(Dataset entries)
━━━━━━━━━━

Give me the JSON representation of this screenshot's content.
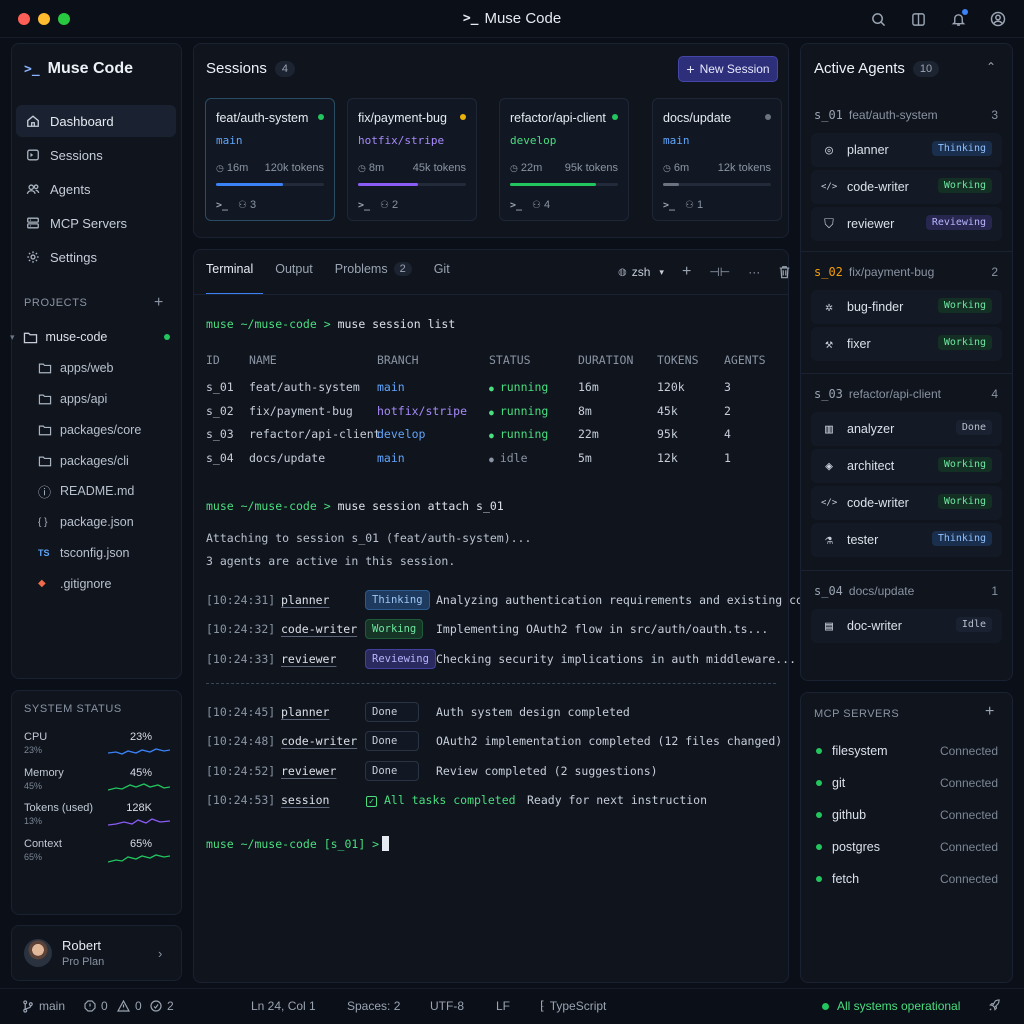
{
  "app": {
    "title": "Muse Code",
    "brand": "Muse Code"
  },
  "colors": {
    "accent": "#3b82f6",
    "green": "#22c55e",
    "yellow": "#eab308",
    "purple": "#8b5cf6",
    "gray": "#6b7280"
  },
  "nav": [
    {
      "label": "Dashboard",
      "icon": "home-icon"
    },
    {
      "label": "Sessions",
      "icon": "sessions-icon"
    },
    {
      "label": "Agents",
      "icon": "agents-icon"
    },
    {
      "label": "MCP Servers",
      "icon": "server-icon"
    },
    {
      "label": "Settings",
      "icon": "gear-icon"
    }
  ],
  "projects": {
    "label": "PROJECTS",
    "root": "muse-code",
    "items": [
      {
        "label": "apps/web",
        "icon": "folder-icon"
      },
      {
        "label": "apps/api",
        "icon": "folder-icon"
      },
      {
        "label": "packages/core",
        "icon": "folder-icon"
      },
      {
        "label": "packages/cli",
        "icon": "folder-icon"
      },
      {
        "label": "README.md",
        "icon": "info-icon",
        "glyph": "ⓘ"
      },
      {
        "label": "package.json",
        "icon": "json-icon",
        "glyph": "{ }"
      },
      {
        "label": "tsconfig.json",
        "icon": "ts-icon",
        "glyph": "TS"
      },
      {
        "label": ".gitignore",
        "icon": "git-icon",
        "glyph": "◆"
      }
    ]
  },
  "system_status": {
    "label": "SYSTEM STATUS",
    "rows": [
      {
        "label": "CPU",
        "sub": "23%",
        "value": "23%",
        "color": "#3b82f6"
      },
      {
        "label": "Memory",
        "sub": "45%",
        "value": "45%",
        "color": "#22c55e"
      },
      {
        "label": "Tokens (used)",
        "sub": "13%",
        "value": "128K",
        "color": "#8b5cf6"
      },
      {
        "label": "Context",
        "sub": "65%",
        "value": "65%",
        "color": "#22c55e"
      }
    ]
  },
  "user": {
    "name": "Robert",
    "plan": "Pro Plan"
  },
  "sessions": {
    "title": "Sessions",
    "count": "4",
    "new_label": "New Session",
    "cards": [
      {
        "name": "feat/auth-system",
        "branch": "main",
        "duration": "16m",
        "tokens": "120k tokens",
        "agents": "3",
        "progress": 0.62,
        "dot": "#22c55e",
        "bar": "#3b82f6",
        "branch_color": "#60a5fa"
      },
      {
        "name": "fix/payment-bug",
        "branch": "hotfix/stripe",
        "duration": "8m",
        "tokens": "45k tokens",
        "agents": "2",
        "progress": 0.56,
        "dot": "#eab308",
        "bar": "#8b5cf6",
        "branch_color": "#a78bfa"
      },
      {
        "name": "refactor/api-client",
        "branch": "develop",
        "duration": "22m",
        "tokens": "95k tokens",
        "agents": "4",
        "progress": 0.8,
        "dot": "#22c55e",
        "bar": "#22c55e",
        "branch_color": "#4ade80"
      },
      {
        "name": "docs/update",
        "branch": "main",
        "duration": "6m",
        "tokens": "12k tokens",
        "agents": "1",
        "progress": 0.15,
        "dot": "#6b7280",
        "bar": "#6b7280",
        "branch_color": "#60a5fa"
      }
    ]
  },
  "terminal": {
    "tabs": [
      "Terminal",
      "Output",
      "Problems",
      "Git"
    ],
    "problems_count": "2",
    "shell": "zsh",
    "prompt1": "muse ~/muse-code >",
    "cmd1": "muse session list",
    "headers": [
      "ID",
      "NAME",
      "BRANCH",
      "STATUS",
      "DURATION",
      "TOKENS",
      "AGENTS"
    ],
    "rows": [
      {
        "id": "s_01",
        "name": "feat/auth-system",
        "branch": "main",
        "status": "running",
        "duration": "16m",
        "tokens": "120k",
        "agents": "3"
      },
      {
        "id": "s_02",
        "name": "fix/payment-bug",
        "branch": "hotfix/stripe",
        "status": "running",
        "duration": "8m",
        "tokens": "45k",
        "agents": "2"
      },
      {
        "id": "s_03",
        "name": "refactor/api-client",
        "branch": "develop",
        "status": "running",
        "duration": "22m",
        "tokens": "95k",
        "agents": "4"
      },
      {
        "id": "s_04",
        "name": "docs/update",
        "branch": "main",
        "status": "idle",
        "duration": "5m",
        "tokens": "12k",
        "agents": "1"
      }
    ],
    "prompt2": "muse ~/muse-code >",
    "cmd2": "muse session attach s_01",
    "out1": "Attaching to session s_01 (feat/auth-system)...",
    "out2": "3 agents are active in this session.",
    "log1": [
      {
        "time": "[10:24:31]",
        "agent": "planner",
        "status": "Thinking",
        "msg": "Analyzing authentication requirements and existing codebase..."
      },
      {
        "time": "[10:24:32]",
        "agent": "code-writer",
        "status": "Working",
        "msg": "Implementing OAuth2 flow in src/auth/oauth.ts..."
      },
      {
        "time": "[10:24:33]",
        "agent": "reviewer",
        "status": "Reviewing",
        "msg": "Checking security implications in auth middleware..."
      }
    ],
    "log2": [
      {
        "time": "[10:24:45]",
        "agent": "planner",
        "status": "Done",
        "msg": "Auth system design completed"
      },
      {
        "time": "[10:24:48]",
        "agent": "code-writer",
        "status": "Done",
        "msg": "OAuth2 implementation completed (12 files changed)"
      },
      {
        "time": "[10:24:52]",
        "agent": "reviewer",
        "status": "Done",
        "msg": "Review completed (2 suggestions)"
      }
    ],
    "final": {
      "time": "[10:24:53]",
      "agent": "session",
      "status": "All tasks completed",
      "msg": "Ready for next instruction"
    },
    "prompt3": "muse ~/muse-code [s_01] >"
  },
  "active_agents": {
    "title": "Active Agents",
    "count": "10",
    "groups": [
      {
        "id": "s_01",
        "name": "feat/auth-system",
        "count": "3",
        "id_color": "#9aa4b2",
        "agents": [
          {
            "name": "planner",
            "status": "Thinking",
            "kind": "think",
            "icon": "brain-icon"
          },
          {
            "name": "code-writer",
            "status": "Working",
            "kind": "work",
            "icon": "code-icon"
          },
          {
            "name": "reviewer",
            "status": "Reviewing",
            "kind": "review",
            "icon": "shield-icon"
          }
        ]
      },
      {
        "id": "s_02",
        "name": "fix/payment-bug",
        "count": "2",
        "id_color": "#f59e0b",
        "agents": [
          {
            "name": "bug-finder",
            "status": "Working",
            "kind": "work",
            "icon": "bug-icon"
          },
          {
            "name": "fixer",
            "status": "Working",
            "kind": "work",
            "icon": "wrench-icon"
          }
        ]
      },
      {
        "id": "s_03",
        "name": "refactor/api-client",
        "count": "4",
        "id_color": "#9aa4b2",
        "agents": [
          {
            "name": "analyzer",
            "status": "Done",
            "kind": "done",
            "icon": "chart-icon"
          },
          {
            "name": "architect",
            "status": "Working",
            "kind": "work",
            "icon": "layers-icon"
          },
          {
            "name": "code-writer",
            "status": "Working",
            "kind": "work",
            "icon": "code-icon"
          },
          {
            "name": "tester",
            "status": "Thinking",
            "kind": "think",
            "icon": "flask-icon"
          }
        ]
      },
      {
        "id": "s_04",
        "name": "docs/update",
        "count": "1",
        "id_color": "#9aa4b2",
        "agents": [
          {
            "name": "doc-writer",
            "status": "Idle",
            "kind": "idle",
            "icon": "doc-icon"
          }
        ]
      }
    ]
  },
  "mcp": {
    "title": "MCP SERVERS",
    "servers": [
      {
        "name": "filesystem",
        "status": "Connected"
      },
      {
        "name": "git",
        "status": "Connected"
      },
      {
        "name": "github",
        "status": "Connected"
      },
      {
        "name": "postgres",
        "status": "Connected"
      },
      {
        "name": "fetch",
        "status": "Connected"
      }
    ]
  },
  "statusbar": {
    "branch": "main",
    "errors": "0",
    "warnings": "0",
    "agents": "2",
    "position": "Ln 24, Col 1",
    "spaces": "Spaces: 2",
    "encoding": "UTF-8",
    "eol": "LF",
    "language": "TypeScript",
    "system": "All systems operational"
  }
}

━━━━━━━━━━

■ **TASK OBJECTIVE**: Copy every line of the material in which the word "progress" occurs.

■ **CORRECT OUTPUT**:
        "progress": 0.62,
        "progress": 0.56,
        "progress": 0.8,
        "progress": 0.15,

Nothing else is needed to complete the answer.